→ Your objective
In the entries below, count the lines holding "this". Reply with the number only.

→ Stored data
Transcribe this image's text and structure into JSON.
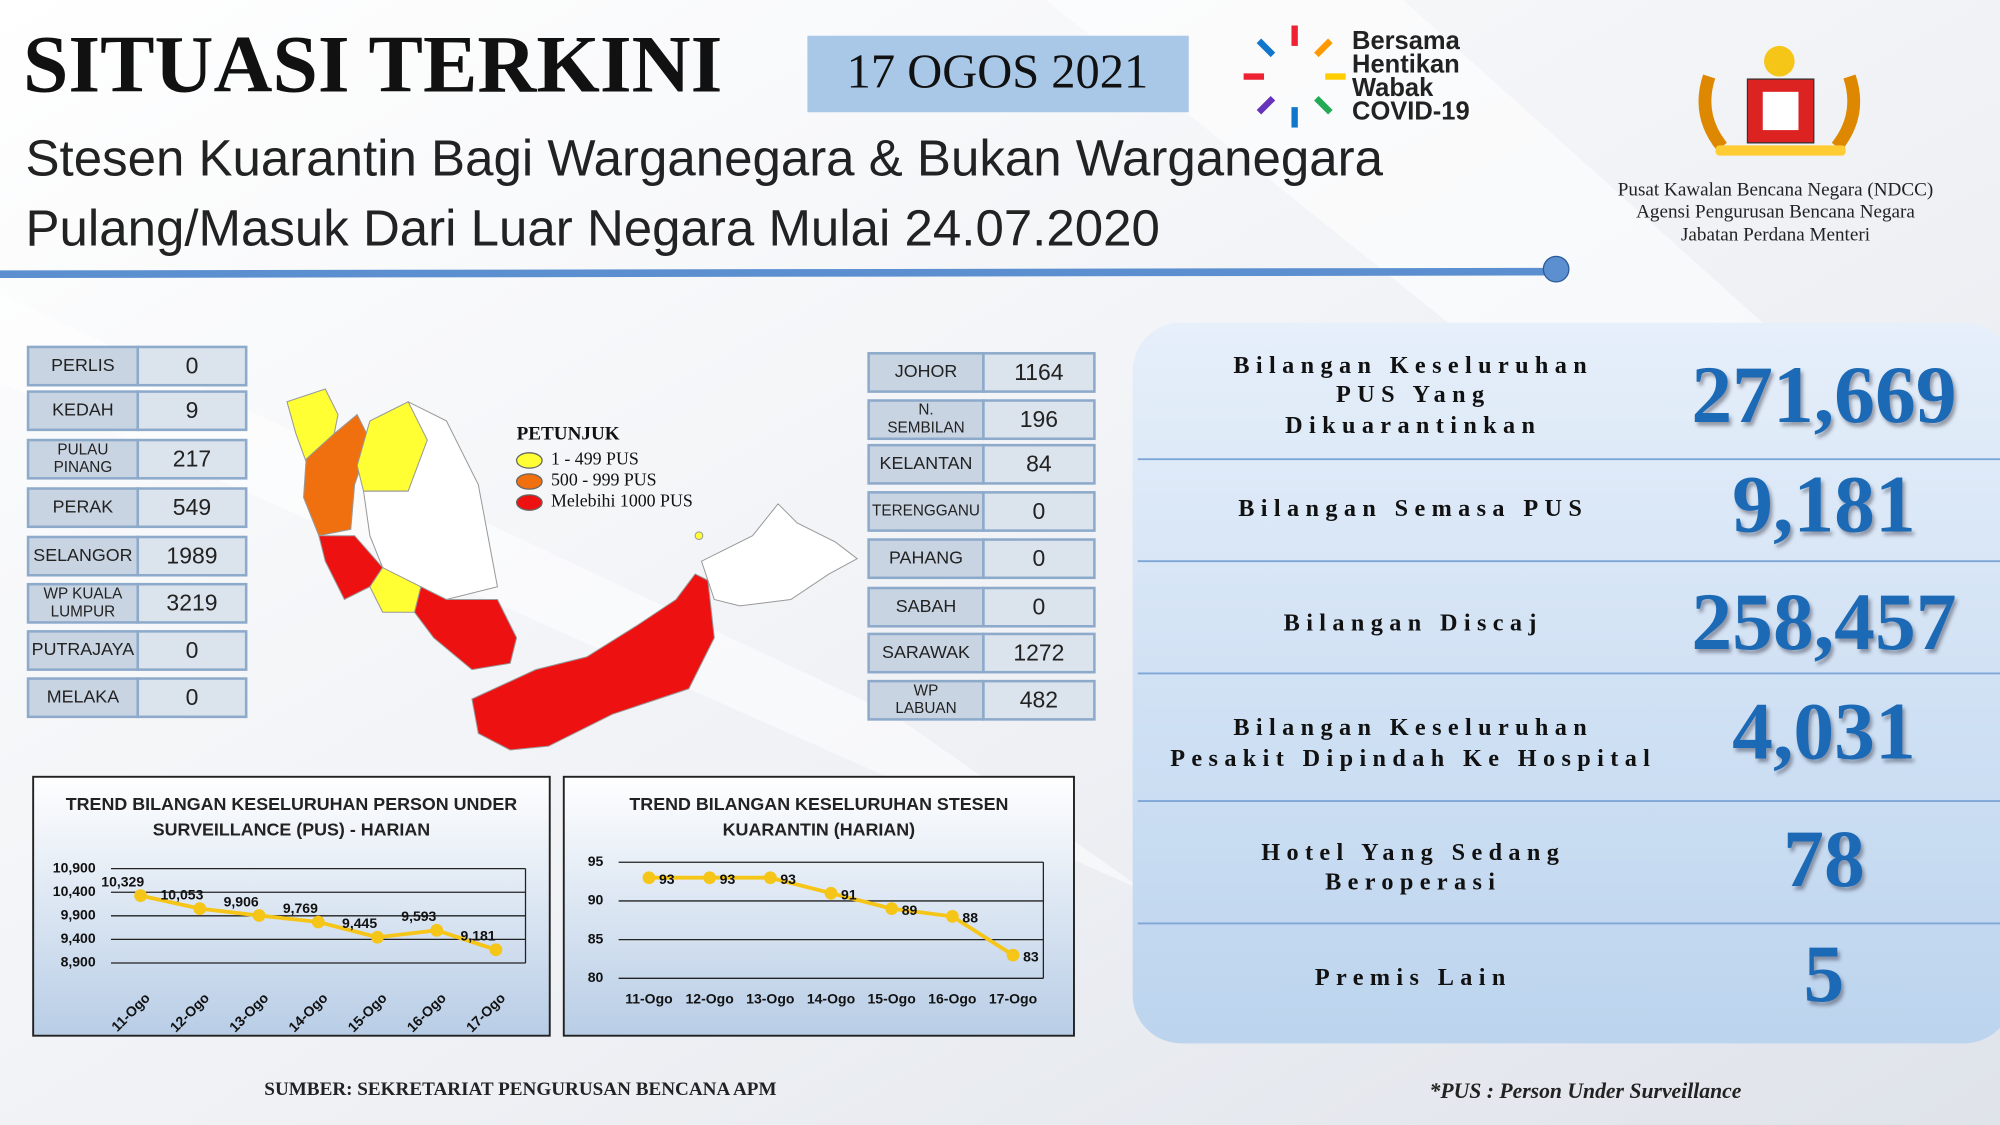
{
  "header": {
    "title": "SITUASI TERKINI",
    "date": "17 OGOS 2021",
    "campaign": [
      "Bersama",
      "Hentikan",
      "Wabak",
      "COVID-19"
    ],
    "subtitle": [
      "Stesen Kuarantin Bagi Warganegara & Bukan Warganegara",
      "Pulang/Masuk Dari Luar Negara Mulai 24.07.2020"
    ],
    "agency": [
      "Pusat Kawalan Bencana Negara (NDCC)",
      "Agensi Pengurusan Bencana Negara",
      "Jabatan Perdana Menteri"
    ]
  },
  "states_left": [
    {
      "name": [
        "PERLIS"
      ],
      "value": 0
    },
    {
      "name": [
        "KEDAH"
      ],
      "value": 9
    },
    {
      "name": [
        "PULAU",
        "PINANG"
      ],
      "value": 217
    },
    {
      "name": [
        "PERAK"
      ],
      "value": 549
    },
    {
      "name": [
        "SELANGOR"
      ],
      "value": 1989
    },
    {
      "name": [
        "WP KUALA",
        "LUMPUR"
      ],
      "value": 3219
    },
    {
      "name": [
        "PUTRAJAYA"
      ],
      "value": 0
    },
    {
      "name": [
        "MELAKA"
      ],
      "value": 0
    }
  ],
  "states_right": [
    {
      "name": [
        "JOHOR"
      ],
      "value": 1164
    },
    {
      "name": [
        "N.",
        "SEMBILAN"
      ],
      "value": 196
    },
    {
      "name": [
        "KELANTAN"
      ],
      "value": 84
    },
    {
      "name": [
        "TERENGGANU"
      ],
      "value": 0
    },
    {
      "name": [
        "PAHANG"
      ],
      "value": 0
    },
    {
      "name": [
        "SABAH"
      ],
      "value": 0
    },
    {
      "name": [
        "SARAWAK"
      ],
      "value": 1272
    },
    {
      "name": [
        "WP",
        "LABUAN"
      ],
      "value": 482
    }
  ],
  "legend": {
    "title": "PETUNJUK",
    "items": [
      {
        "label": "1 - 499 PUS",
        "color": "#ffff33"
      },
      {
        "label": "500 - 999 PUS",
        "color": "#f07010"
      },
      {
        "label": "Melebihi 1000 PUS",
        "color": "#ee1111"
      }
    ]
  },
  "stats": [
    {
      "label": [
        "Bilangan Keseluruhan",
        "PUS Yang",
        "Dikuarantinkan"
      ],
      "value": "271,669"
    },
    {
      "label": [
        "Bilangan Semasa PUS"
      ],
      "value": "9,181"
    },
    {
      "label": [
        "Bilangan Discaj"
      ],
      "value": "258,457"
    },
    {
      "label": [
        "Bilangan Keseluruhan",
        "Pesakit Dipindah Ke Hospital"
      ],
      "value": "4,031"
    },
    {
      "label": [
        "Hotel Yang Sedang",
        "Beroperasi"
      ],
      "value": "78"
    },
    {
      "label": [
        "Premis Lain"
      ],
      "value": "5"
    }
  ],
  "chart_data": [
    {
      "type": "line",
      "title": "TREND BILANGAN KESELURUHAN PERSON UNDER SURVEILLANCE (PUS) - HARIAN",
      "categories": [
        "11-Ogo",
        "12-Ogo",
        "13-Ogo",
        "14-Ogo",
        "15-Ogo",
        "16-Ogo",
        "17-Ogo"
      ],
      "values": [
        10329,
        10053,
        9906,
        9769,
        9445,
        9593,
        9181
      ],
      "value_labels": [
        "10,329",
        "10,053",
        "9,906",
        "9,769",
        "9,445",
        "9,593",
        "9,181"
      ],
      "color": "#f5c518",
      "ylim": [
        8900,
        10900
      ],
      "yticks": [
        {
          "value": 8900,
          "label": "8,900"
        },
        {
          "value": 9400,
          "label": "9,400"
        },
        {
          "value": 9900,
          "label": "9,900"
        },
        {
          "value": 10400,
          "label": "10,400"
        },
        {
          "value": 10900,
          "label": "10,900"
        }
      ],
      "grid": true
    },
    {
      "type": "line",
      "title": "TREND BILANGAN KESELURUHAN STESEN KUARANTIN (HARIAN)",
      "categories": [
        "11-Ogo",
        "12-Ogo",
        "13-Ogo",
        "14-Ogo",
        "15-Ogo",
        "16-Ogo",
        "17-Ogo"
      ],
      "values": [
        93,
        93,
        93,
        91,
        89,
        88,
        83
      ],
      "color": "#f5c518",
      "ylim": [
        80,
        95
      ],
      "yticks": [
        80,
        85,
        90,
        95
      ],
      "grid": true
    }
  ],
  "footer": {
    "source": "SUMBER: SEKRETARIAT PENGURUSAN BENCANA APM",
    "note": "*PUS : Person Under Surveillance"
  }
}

--

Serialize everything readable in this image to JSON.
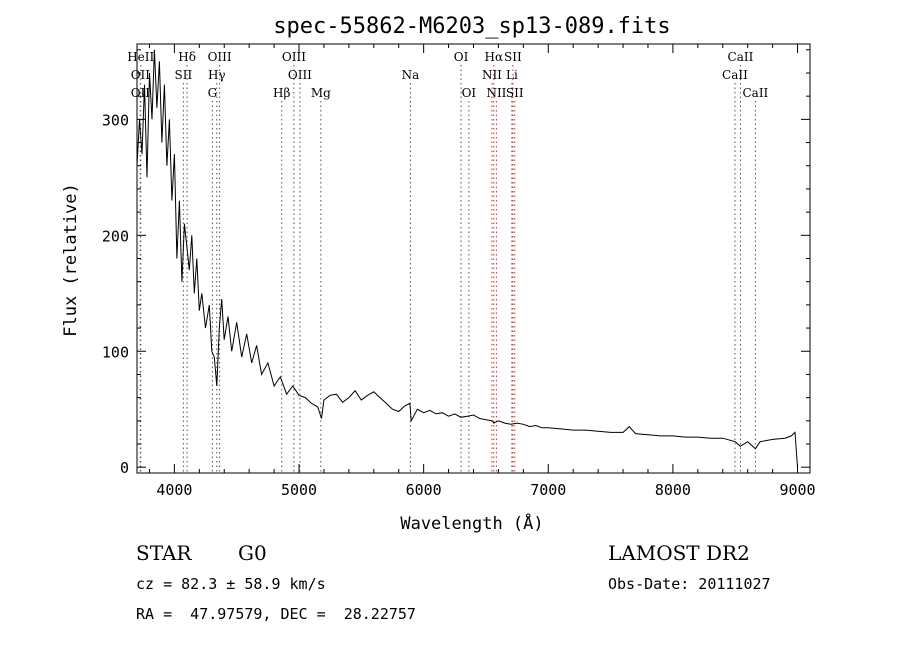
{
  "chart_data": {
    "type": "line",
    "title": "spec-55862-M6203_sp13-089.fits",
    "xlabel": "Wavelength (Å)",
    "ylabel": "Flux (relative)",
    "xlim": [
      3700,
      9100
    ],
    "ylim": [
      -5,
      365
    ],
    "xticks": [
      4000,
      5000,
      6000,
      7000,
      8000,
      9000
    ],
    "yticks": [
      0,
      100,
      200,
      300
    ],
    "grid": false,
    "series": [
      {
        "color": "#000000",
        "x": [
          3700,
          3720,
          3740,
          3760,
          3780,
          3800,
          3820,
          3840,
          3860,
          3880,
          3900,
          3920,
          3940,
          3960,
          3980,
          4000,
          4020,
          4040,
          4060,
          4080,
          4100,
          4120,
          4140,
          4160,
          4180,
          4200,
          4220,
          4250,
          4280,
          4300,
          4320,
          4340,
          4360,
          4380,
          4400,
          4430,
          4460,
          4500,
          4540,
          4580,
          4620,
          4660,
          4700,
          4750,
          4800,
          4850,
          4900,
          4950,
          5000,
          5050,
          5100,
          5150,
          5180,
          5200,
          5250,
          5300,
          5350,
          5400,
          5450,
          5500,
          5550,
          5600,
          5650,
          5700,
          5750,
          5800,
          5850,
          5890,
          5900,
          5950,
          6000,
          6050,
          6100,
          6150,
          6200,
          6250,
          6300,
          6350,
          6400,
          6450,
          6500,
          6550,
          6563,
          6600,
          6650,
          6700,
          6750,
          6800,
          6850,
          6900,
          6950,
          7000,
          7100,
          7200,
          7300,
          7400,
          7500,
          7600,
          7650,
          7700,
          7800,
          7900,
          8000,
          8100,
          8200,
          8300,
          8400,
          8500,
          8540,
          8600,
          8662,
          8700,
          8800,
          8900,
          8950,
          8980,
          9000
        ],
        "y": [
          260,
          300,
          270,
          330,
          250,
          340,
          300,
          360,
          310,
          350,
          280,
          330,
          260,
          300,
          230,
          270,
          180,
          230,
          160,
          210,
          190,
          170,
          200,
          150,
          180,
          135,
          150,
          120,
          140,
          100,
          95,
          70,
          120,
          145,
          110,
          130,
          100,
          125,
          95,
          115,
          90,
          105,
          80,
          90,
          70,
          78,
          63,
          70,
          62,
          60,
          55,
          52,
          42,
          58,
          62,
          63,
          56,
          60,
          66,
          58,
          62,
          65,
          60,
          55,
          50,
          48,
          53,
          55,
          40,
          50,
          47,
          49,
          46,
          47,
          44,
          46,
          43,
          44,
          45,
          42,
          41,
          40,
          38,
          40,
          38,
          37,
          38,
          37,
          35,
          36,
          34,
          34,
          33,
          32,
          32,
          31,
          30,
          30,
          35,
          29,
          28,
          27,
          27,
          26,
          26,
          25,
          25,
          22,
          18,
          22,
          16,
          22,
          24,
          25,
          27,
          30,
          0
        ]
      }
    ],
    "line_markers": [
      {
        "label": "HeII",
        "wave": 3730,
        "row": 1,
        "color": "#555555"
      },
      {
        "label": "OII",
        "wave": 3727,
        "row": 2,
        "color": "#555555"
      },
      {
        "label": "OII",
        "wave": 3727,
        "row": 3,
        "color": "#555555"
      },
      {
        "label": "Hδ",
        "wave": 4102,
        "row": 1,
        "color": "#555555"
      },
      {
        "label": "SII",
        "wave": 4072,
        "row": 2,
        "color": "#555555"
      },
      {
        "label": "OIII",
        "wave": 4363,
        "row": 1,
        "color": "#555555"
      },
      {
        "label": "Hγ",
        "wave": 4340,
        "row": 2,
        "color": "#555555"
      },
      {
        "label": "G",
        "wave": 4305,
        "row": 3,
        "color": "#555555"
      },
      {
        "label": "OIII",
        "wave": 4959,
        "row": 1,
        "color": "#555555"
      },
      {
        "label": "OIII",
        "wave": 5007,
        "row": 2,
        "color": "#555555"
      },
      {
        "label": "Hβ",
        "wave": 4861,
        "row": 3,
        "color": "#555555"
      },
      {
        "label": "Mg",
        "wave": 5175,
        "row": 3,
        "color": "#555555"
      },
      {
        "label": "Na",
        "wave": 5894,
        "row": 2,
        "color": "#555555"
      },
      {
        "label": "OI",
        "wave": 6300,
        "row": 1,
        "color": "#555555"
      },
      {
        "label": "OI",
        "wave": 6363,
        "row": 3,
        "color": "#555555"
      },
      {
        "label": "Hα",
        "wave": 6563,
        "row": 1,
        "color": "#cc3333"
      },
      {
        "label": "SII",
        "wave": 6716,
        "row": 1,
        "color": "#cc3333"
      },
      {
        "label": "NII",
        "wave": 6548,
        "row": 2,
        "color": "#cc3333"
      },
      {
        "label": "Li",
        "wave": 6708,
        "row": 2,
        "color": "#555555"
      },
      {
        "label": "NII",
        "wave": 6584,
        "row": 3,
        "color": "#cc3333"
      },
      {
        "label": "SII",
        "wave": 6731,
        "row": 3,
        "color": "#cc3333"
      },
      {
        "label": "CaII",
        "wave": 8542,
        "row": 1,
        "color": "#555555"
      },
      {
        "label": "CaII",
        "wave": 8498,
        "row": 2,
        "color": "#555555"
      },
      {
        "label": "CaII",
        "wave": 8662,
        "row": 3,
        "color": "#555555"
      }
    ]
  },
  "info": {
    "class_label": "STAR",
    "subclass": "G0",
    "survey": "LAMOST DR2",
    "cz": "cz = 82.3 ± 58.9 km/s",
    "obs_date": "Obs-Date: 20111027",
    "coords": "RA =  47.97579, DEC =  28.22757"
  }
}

→ Solution
2